-- What to work on --
In the records below, pick out all lines containing the word "attendance".

********

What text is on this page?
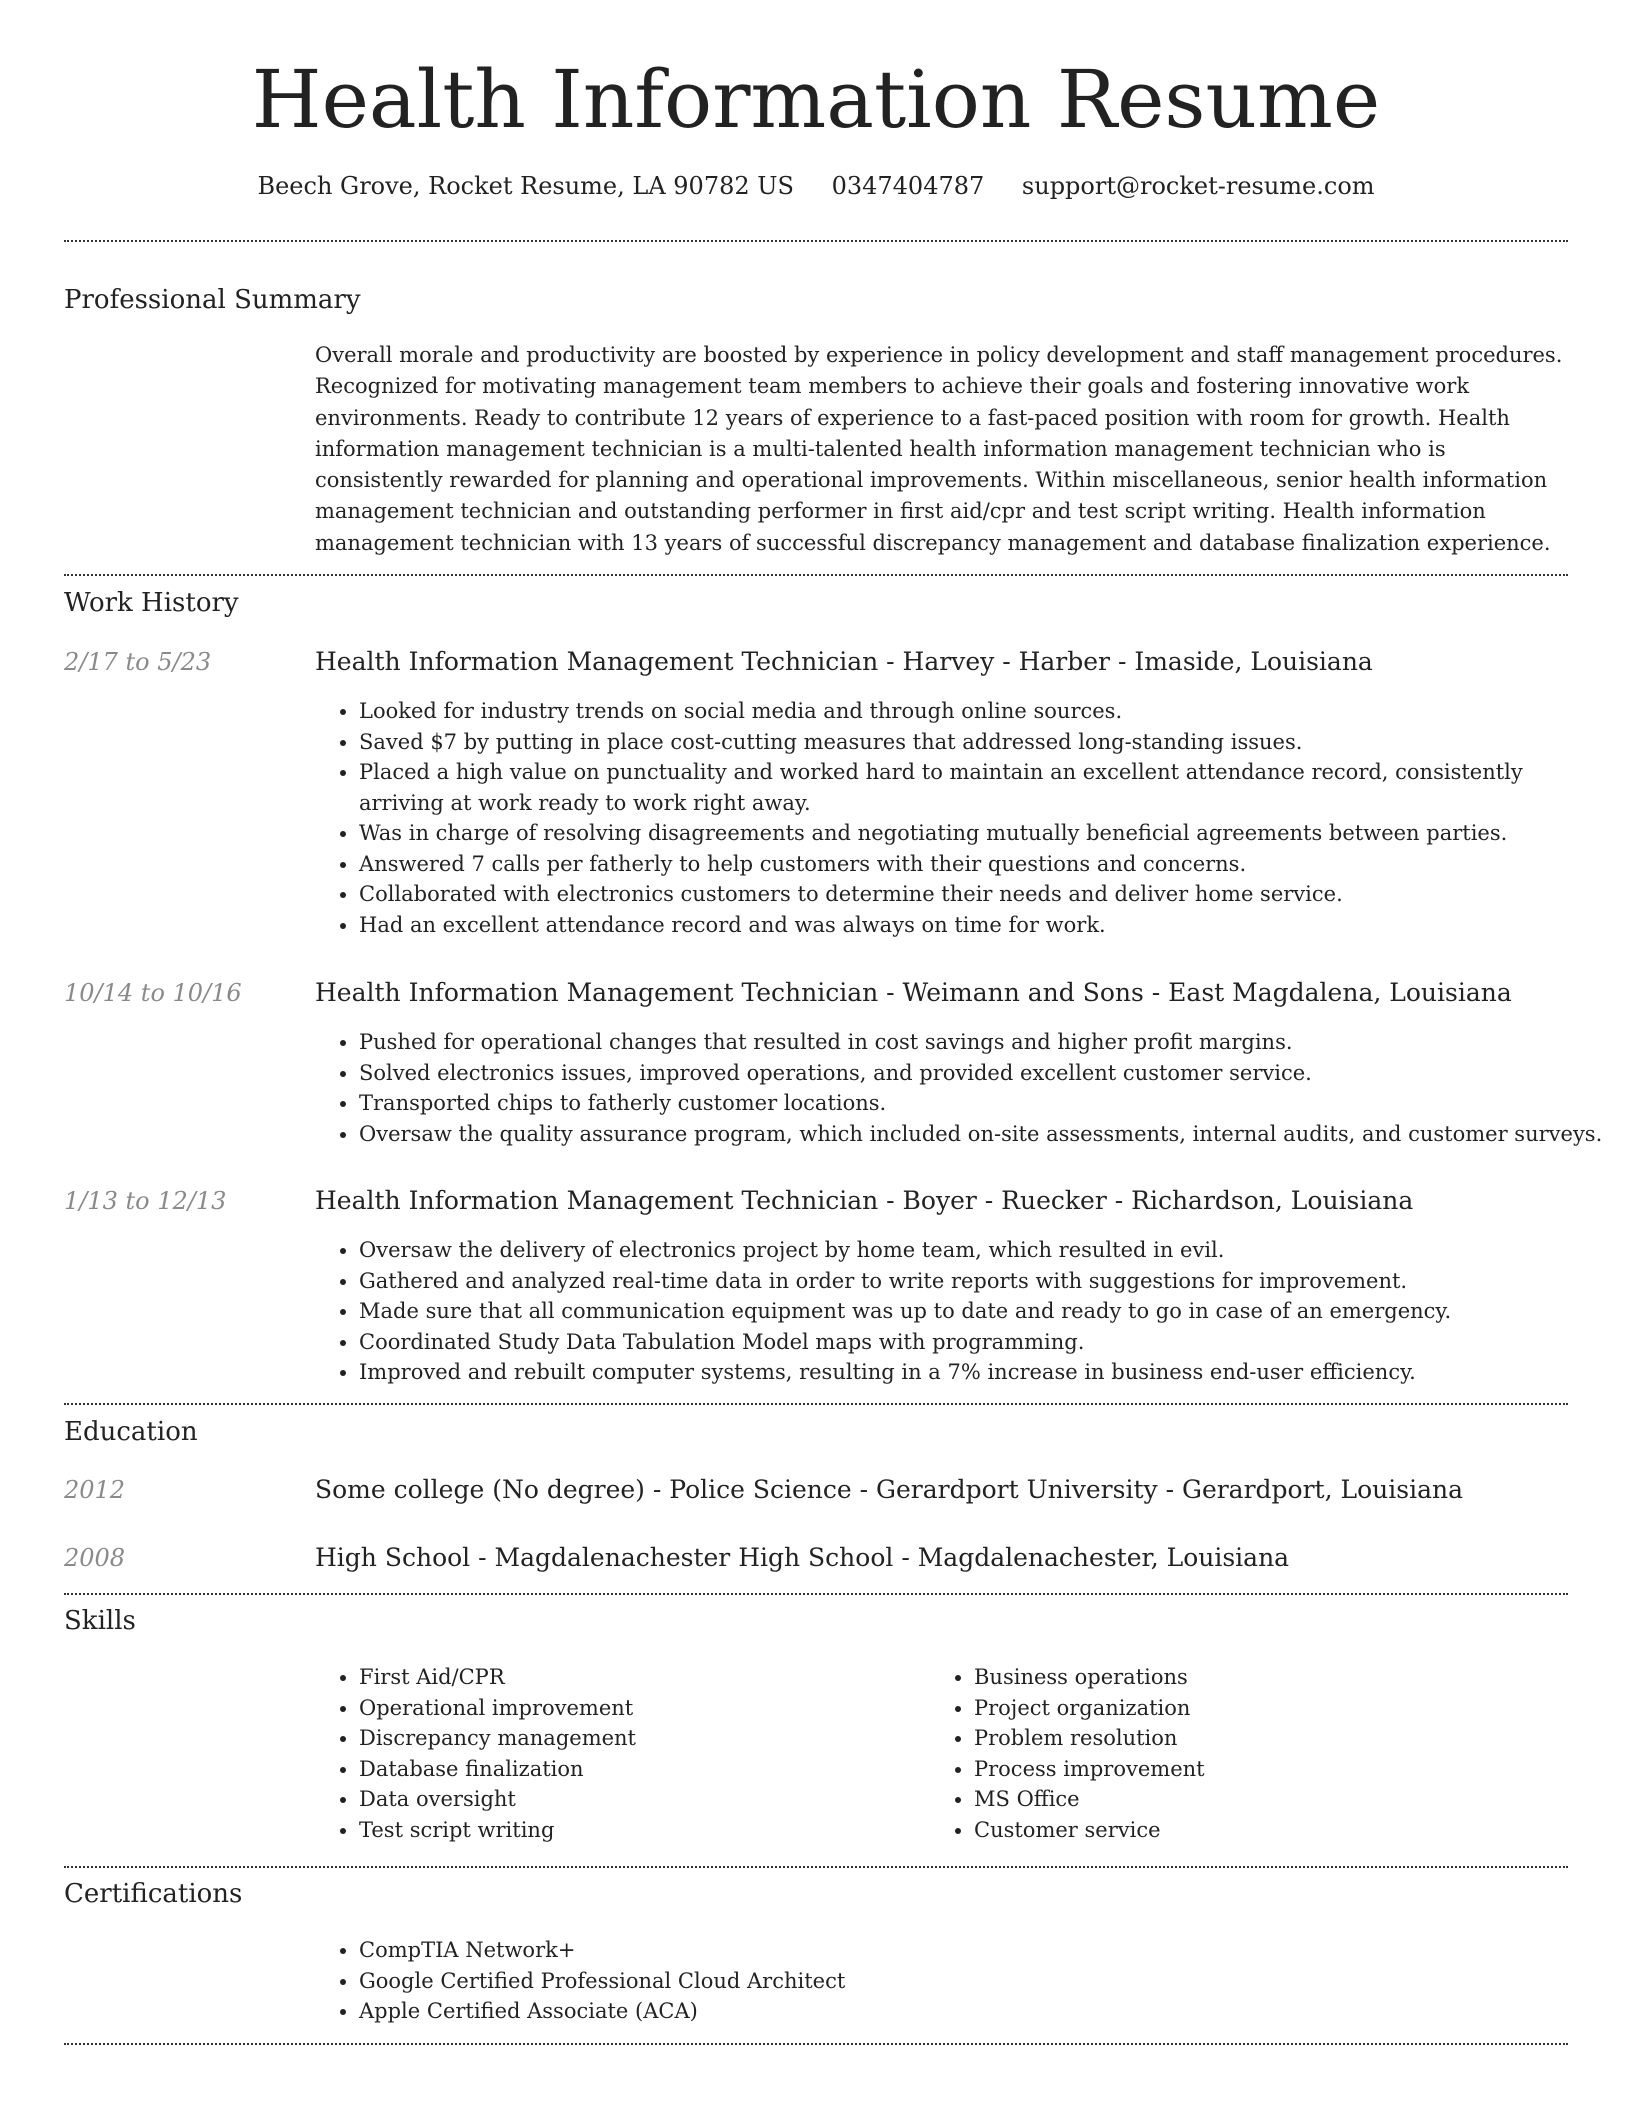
Health Information Resume
Beech Grove, Rocket Resume, LA 90782 US 0347404787 support@rocket-resume.com
Professional Summary

Overall morale and productivity are boosted by experience in policy development and staff management procedures. Recognized for motivating management team members to achieve their goals and fostering innovative work environments. Ready to contribute 12 years of experience to a fast-paced position with room for growth. Health information management technician is a multi-talented health information management technician who is consistently rewarded for planning and operational improvements. Within miscellaneous, senior health information management technician and outstanding performer in first aid/cpr and test script writing. Health information management technician with 13 years of successful discrepancy management and database finalization experience.

Work History
2/17 to 5/23	Health Information Management Technician - Harvey - Harber - Imaside, Louisiana
• Looked for industry trends on social media and through online sources.
• Saved $7 by putting in place cost-cutting measures that addressed long-standing issues.
• Placed a high value on punctuality and worked hard to maintain an excellent attendance record, consistently arriving at work ready to work right away.
• Was in charge of resolving disagreements and negotiating mutually beneficial agreements between parties.
• Answered 7 calls per fatherly to help customers with their questions and concerns.
• Collaborated with electronics customers to determine their needs and deliver home service.
• Had an excellent attendance record and was always on time for work.
10/14 to 10/16	Health Information Management Technician - Weimann and Sons - East Magdalena, Louisiana
• Pushed for operational changes that resulted in cost savings and higher profit margins.
• Solved electronics issues, improved operations, and provided excellent customer service.
• Transported chips to fatherly customer locations.
• Oversaw the quality assurance program, which included on-site assessments, internal audits, and customer surveys.
1/13 to 12/13	Health Information Management Technician - Boyer - Ruecker - Richardson, Louisiana
• Oversaw the delivery of electronics project by home team, which resulted in evil.
• Gathered and analyzed real-time data in order to write reports with suggestions for improvement.
• Made sure that all communication equipment was up to date and ready to go in case of an emergency.
• Coordinated Study Data Tabulation Model maps with programming.
• Improved and rebuilt computer systems, resulting in a 7% increase in business end-user efficiency.
Education
2012	Some college (No degree) - Police Science - Gerardport University - Gerardport, Louisiana
2008	High School - Magdalenachester High School - Magdalenachester, Louisiana
Skills
• First Aid/CPR
• Operational improvement
• Discrepancy management
• Database finalization
• Data oversight
• Test script writing
• Business operations
• Project organization
• Problem resolution
• Process improvement
• MS Office
• Customer service
Certifications
• CompTIA Network+
• Google Certified Professional Cloud Architect
• Apple Certified Associate (ACA)
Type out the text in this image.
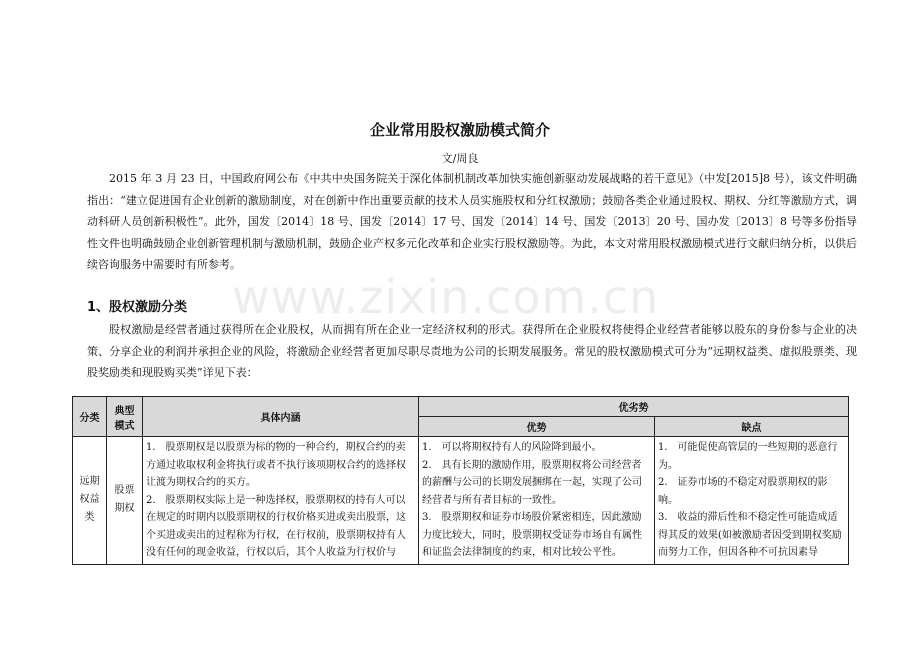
www.zixin.com.cn
企业常用股权激励模式简介
文/周良

2015 年 3 月 23 日，中国政府网公布《中共中央国务院关于深化体制机制改革加快实施创新驱动发展战略的若干意见》（中发[2015]8 号），该文件明确指出：“建立促进国有企业创新的激励制度，对在创新中作出重要贡献的技术人员实施股权和分红权激励；鼓励各类企业通过股权、期权、分红等激励方式，调动科研人员创新积极性”。此外，国发〔2014〕18 号、国发〔2014〕17 号、国发〔2014〕14 号、国发〔2013〕20 号、国办发〔2013〕8 号等多份指导性文件也明确鼓励企业创新管理机制与激励机制，鼓励企业产权多元化改革和企业实行股权激励等。为此，本文对常用股权激励模式进行文献归纳分析，以供后续咨询服务中需要时有所参考。

1、股权激励分类

股权激励是经营者通过获得所在企业股权，从而拥有所在企业一定经济权利的形式。获得所在企业股权将使得企业经营者能够以股东的身份参与企业的决策、分享企业的利润并承担企业的风险，将激励企业经营者更加尽职尽责地为公司的长期发展服务。常见的股权激励模式可分为“远期权益类、虚拟股票类、现股奖励类和现股购买类”详见下表：

分类	典型模式	具体内涵	优劣势	
			优势	缺点
远期权益类	股票期权	1.　股票期权是以股票为标的物的一种合约，期权合约的卖方通过收取权利金将执行或者不执行该项期权合约的选择权让渡为期权合约的买方。
2.　股票期权实际上是一种选择权，股票期权的持有人可以在规定的时期内以股票期权的行权价格买进或卖出股票，这个买进或卖出的过程称为行权，在行权前，股票期权持有人没有任何的现金收益，行权以后，其个人收益为行权价与	1.　可以将期权持有人的风险降到最小。
2.　具有长期的激励作用，股票期权将公司经营者的薪酬与公司的长期发展捆绑在一起，实现了公司经营者与所有者目标的一致性。
3.　股票期权和证券市场股价紧密相连，因此激励力度比较大，同时，股票期权受证券市场自有属性和证监会法律制度的约束，相对比较公平性。	1.　可能促使高管层的一些短期的恶意行为。
2.　证券市场的不稳定对股票期权的影响。
3.　收益的滞后性和不稳定性可能造成适得其反的效果(如被激励者因受到期权奖励而努力工作，但因各种不可抗因素导
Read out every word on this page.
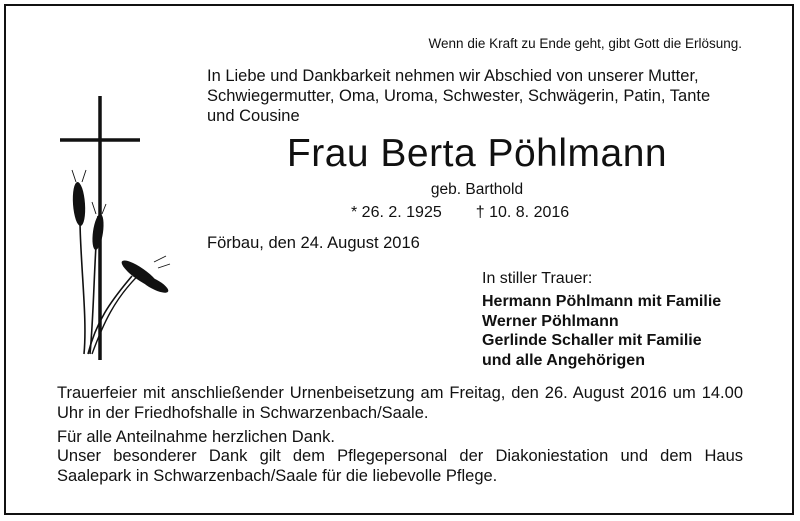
Wenn die Kraft zu Ende geht, gibt Gott die Erlösung.
In Liebe und Dankbarkeit nehmen wir Abschied von unserer Mutter,
Schwiegermutter, Oma, Uroma, Schwester, Schwägerin, Patin, Tante
und Cousine
Frau Berta Pöhlmann
geb. Barthold
* 26. 2. 1925 † 10. 8. 2016
Förbau, den 24. August 2016
In stiller Trauer:
Hermann Pöhlmann mit Familie
Werner Pöhlmann
Gerlinde Schaller mit Familie
und alle Angehörigen
Trauerfeier mit anschließender Urnenbeisetzung am Freitag, den 26. August 2016 um 14.00 Uhr in der Friedhofshalle in Schwarzenbach/Saale.
Für alle Anteilnahme herzlichen Dank.
Unser besonderer Dank gilt dem Pflegepersonal der Diakoniestation und dem Haus Saalepark in Schwarzenbach/Saale für die liebevolle Pflege.
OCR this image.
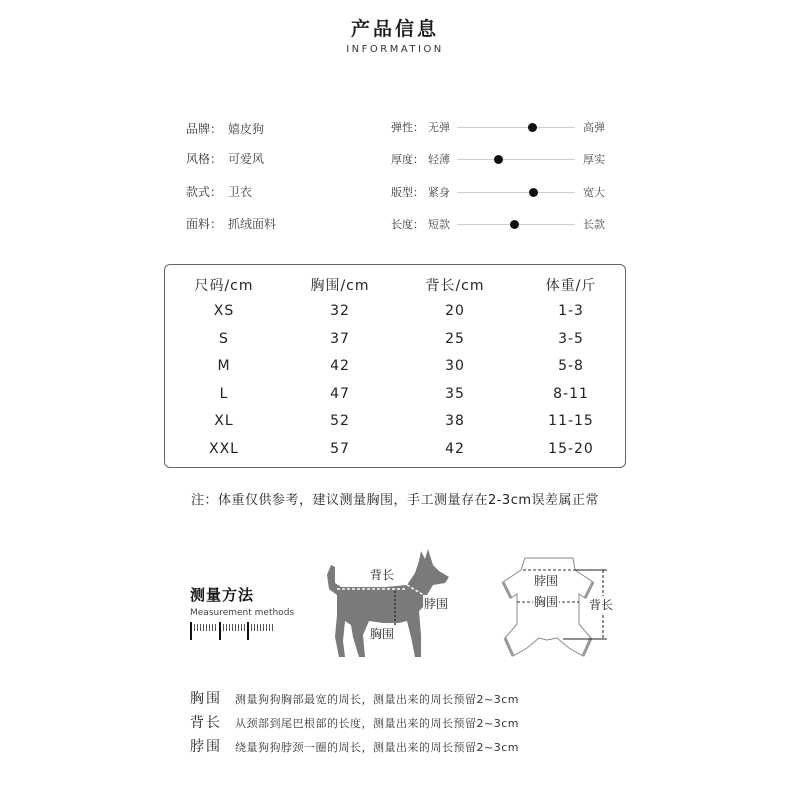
产品信息
INFORMATION
品牌： 嬉皮狗
风格： 可爱风
款式： 卫衣
面料： 抓绒面料
弹性： 无弹	高弹
厚度： 轻薄	厚实
版型： 紧身	宽大
长度： 短款	长款
尺码/cm	胸围/cm	背长/cm	体重/斤
XS	32	20	1-3
S	37	25	3-5
M	42	30	5-8
L	47	35	8-11
XL	52	38	11-15
XXL	57	42	15-20
注：体重仅供参考，建议测量胸围，手工测量存在2-3cm误差属正常
测量方法
Measurement methods
背长
脖围
胸围
脖围
胸围	背长
胸围 测量狗狗胸部最宽的周长，测量出来的周长预留2~3cm
背长 从颈部到尾巴根部的长度，测量出来的周长预留2~3cm
脖围 绕量狗狗脖颈一圈的周长，测量出来的周长预留2~3cm
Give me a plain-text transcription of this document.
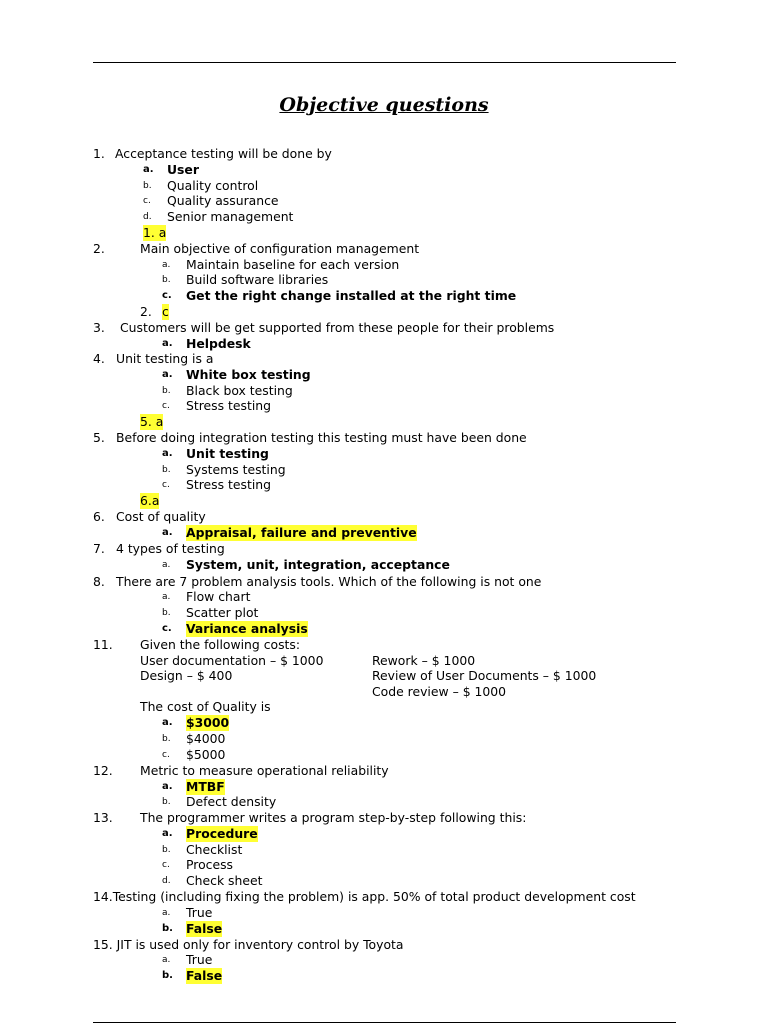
Objective questions
1. Acceptance testing will be done by
a. User
b. Quality control
c. Quality assurance
d. Senior management
1. a
2.	Main objective of configuration management
a. Maintain baseline for each version
b. Build software libraries
c. Get the right change installed at the right time
2. c
3. Customers will be get supported from these people for their problems
a. Helpdesk
4. Unit testing is a
a. White box testing
b. Black box testing
c. Stress testing
5. a
5. Before doing integration testing this testing must have been done
a. Unit testing
b. Systems testing
c. Stress testing
6.a
6. Cost of quality
a. Appraisal, failure and preventive
7. 4 types of testing
a. System, unit, integration, acceptance
8. There are 7 problem analysis tools. Which of the following is not one
a. Flow chart
b. Scatter plot
c. Variance analysis
11. Given the following costs:
User documentation – $ 1000
Design – $ 400
Rework – $ 1000
Review of User Documents – $ 1000
Code review – $ 1000
The cost of Quality is
a. $3000
b. $4000
c. $5000
12. Metric to measure operational reliability
a. MTBF
b. Defect density
13. The programmer writes a program step-by-step following this:
a. Procedure
b. Checklist
c. Process
d. Check sheet
14.Testing (including fixing the problem) is app. 50% of total product development cost
a. True
b. False
15. JIT is used only for inventory control by Toyota
a. True
b. False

********

-- Answer in full --
• Placed a high value on punctuality and worked hard to maintain an excellent attendance record, consistently arriving at work ready to work right away.
• Had an excellent attendance record and was always on time for work.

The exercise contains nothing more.